Set task
Print out each record below, unaltered and complete, without its images.

##### Information given #####

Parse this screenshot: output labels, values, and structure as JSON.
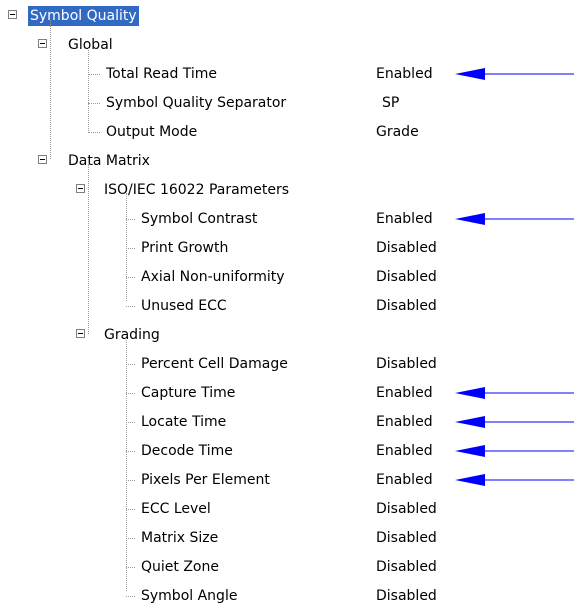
{
  "tree": {
    "root": "Symbol Quality",
    "global": {
      "label": "Global",
      "items": [
        {
          "label": "Total Read Time",
          "value": "Enabled",
          "arrow": true
        },
        {
          "label": "Symbol Quality Separator",
          "value": "SP",
          "arrow": false
        },
        {
          "label": "Output Mode",
          "value": "Grade",
          "arrow": false
        }
      ]
    },
    "data_matrix": {
      "label": "Data Matrix",
      "iso": {
        "label": "ISO/IEC 16022 Parameters",
        "items": [
          {
            "label": "Symbol Contrast",
            "value": "Enabled",
            "arrow": true
          },
          {
            "label": "Print Growth",
            "value": "Disabled",
            "arrow": false
          },
          {
            "label": "Axial Non-uniformity",
            "value": "Disabled",
            "arrow": false
          },
          {
            "label": "Unused ECC",
            "value": "Disabled",
            "arrow": false
          }
        ]
      },
      "grading": {
        "label": "Grading",
        "items": [
          {
            "label": "Percent Cell Damage",
            "value": "Disabled",
            "arrow": false
          },
          {
            "label": "Capture Time",
            "value": "Enabled",
            "arrow": true
          },
          {
            "label": "Locate Time",
            "value": "Enabled",
            "arrow": true
          },
          {
            "label": "Decode Time",
            "value": "Enabled",
            "arrow": true
          },
          {
            "label": "Pixels Per Element",
            "value": "Enabled",
            "arrow": true
          },
          {
            "label": "ECC Level",
            "value": "Disabled",
            "arrow": false
          },
          {
            "label": "Matrix Size",
            "value": "Disabled",
            "arrow": false
          },
          {
            "label": "Quiet Zone",
            "value": "Disabled",
            "arrow": false
          },
          {
            "label": "Symbol Angle",
            "value": "Disabled",
            "arrow": false
          }
        ]
      }
    }
  },
  "colors": {
    "selection": "#316ac5",
    "arrow": "#0000ff"
  },
  "icons": {
    "expander": "minus-box-icon",
    "callout": "arrow-left-icon"
  }
}
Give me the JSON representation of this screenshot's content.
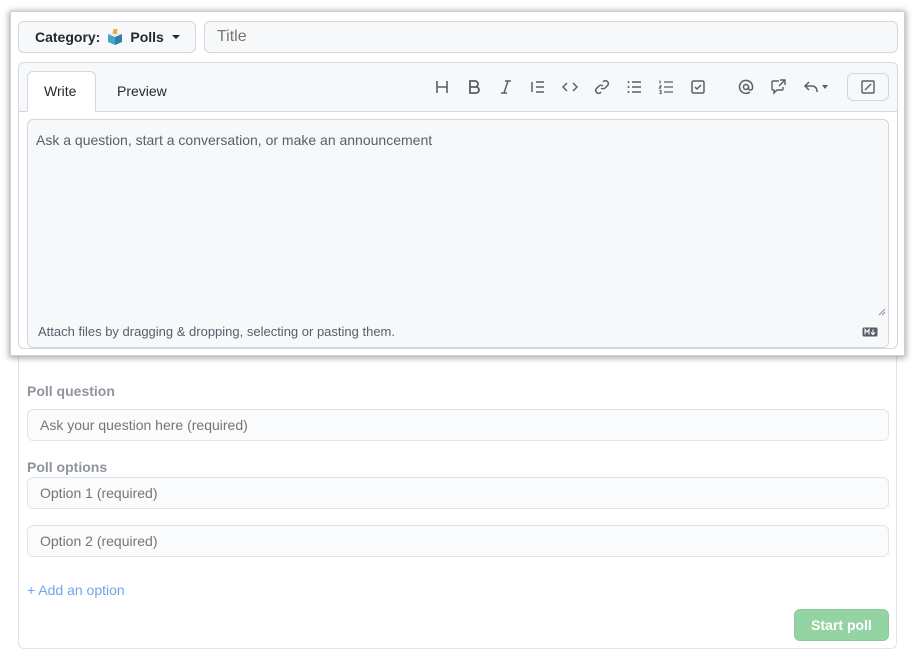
{
  "category": {
    "prefix": "Category:",
    "value": "Polls",
    "icon": "ballot-box-icon"
  },
  "title_input": {
    "placeholder": "Title"
  },
  "editor": {
    "tabs": [
      {
        "label": "Write",
        "active": true
      },
      {
        "label": "Preview",
        "active": false
      }
    ],
    "toolbar": [
      "heading-icon",
      "bold-icon",
      "italic-icon",
      "quote-icon",
      "code-icon",
      "link-icon",
      "bulleted-list-icon",
      "numbered-list-icon",
      "task-list-icon",
      "mention-icon",
      "cross-reference-icon",
      "saved-reply-icon",
      "fullscreen-icon"
    ],
    "body_placeholder": "Ask a question, start a conversation, or make an announcement",
    "attach_text": "Attach files by dragging & dropping, selecting or pasting them."
  },
  "poll": {
    "question_label": "Poll question",
    "question_placeholder": "Ask your question here (required)",
    "options_label": "Poll options",
    "option_placeholders": [
      "Option 1 (required)",
      "Option 2 (required)"
    ],
    "add_option": "+ Add an option",
    "submit": "Start poll"
  },
  "colors": {
    "accent_link": "#6fa6e8",
    "submit_bg": "#94d3a2"
  }
}
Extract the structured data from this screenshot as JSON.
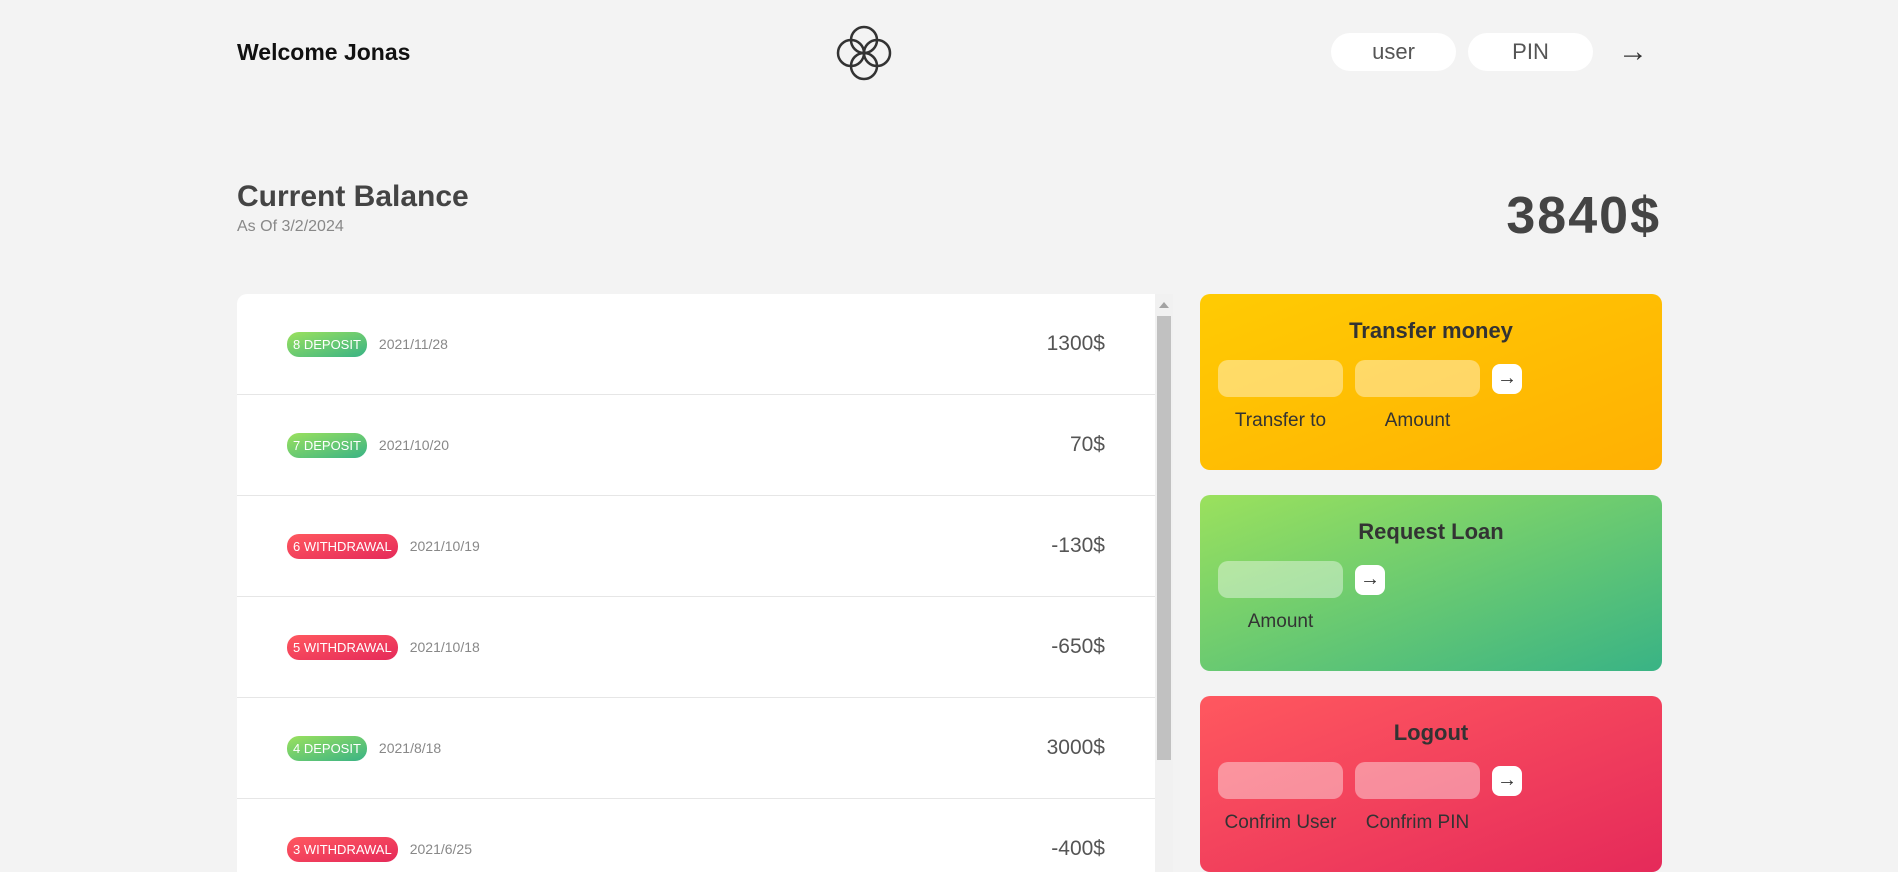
{
  "nav": {
    "welcome": "Welcome Jonas",
    "logo_icon": "four-circles-logo-icon",
    "user_placeholder": "user",
    "pin_placeholder": "PIN",
    "login_button": "→"
  },
  "balance": {
    "label": "Current Balance",
    "date": "As Of 3/2/2024",
    "value": "3840$"
  },
  "movements": [
    {
      "type": "8 DEPOSIT",
      "kind": "deposit",
      "date": "2021/11/28",
      "value": "1300$"
    },
    {
      "type": "7 DEPOSIT",
      "kind": "deposit",
      "date": "2021/10/20",
      "value": "70$"
    },
    {
      "type": "6 WITHDRAWAL",
      "kind": "withdrawal",
      "date": "2021/10/19",
      "value": "-130$"
    },
    {
      "type": "5 WITHDRAWAL",
      "kind": "withdrawal",
      "date": "2021/10/18",
      "value": "-650$"
    },
    {
      "type": "4 DEPOSIT",
      "kind": "deposit",
      "date": "2021/8/18",
      "value": "3000$"
    },
    {
      "type": "3 WITHDRAWAL",
      "kind": "withdrawal",
      "date": "2021/6/25",
      "value": "-400$"
    }
  ],
  "operations": {
    "transfer": {
      "title": "Transfer money",
      "label_to": "Transfer to",
      "label_amount": "Amount",
      "button": "→"
    },
    "loan": {
      "title": "Request Loan",
      "label_amount": "Amount",
      "button": "→"
    },
    "close": {
      "title": "Logout",
      "label_user": "Confrim User",
      "label_pin": "Confrim PIN",
      "button": "→"
    }
  },
  "colors": {
    "deposit": "#39b385",
    "withdrawal": "#e52a5a",
    "transfer": "#ffb003"
  }
}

#####

Result of this exercise
Parse this screenshot: output labels, values, and structure as JSON.
{
  "tree": {
    "root": "Symbol Quality",
    "global": {
      "label": "Global",
      "items": [
        {
          "label": "Total Read Time",
          "value": "Enabled",
          "arrow": true
        },
        {
          "label": "Symbol Quality Separator",
          "value": "SP",
          "arrow": false
        },
        {
          "label": "Output Mode",
          "value": "Grade",
          "arrow": false
        }
      ]
    },
    "data_matrix": {
      "label": "Data Matrix",
      "iso": {
        "label": "ISO/IEC 16022 Parameters",
        "items": [
          {
            "label": "Symbol Contrast",
            "value": "Enabled",
            "arrow": true
          },
          {
            "label": "Print Growth",
            "value": "Disabled",
            "arrow": false
          },
          {
            "label": "Axial Non-uniformity",
            "value": "Disabled",
            "arrow": false
          },
          {
            "label": "Unused ECC",
            "value": "Disabled",
            "arrow": false
          }
        ]
      },
      "grading": {
        "label": "Grading",
        "items": [
          {
            "label": "Percent Cell Damage",
            "value": "Disabled",
            "arrow": false
          },
          {
            "label": "Capture Time",
            "value": "Enabled",
            "arrow": true
          },
          {
            "label": "Locate Time",
            "value": "Enabled",
            "arrow": true
          },
          {
            "label": "Decode Time",
            "value": "Enabled",
            "arrow": true
          },
          {
            "label": "Pixels Per Element",
            "value": "Enabled",
            "arrow": true
          },
          {
            "label": "ECC Level",
            "value": "Disabled",
            "arrow": false
          },
          {
            "label": "Matrix Size",
            "value": "Disabled",
            "arrow": false
          },
          {
            "label": "Quiet Zone",
            "value": "Disabled",
            "arrow": false
          },
          {
            "label": "Symbol Angle",
            "value": "Disabled",
            "arrow": false
          }
        ]
      }
    }
  },
  "colors": {
    "selection": "#316ac5",
    "arrow": "#0000ff"
  },
  "icons": {
    "expander": "minus-box-icon",
    "callout": "arrow-left-icon"
  }
}
Give me the JSON representation of this screenshot's content.
{
  "category": {
    "prefix": "Category:",
    "value": "Polls",
    "icon": "ballot-box-icon"
  },
  "title_input": {
    "placeholder": "Title"
  },
  "editor": {
    "tabs": [
      {
        "label": "Write",
        "active": true
      },
      {
        "label": "Preview",
        "active": false
      }
    ],
    "toolbar": [
      "heading-icon",
      "bold-icon",
      "italic-icon",
      "quote-icon",
      "code-icon",
      "link-icon",
      "bulleted-list-icon",
      "numbered-list-icon",
      "task-list-icon",
      "mention-icon",
      "cross-reference-icon",
      "saved-reply-icon",
      "fullscreen-icon"
    ],
    "body_placeholder": "Ask a question, start a conversation, or make an announcement",
    "attach_text": "Attach files by dragging & dropping, selecting or pasting them."
  },
  "poll": {
    "question_label": "Poll question",
    "question_placeholder": "Ask your question here (required)",
    "options_label": "Poll options",
    "option_placeholders": [
      "Option 1 (required)",
      "Option 2 (required)"
    ],
    "add_option": "+ Add an option",
    "submit": "Start poll"
  },
  "colors": {
    "accent_link": "#6fa6e8",
    "submit_bg": "#94d3a2"
  }
}
Extract the structured data from this screenshot as JSON.
{
  "nav": {
    "welcome": "Welcome Jonas",
    "logo_icon": "four-circles-logo-icon",
    "user_placeholder": "user",
    "pin_placeholder": "PIN",
    "login_button": "→"
  },
  "balance": {
    "label": "Current Balance",
    "date": "As Of 3/2/2024",
    "value": "3840$"
  },
  "movements": [
    {
      "type": "8 DEPOSIT",
      "kind": "deposit",
      "date": "2021/11/28",
      "value": "1300$"
    },
    {
      "type": "7 DEPOSIT",
      "kind": "deposit",
      "date": "2021/10/20",
      "value": "70$"
    },
    {
      "type": "6 WITHDRAWAL",
      "kind": "withdrawal",
      "date": "2021/10/19",
      "value": "-130$"
    },
    {
      "type": "5 WITHDRAWAL",
      "kind": "withdrawal",
      "date": "2021/10/18",
      "value": "-650$"
    },
    {
      "type": "4 DEPOSIT",
      "kind": "deposit",
      "date": "2021/8/18",
      "value": "3000$"
    },
    {
      "type": "3 WITHDRAWAL",
      "kind": "withdrawal",
      "date": "2021/6/25",
      "value": "-400$"
    }
  ],
  "operations": {
    "transfer": {
      "title": "Transfer money",
      "label_to": "Transfer to",
      "label_amount": "Amount",
      "button": "→"
    },
    "loan": {
      "title": "Request Loan",
      "label_amount": "Amount",
      "button": "→"
    },
    "close": {
      "title": "Logout",
      "label_user": "Confrim User",
      "label_pin": "Confrim PIN",
      "button": "→"
    }
  },
  "colors": {
    "deposit": "#39b385",
    "withdrawal": "#e52a5a",
    "transfer": "#ffb003"
  }
}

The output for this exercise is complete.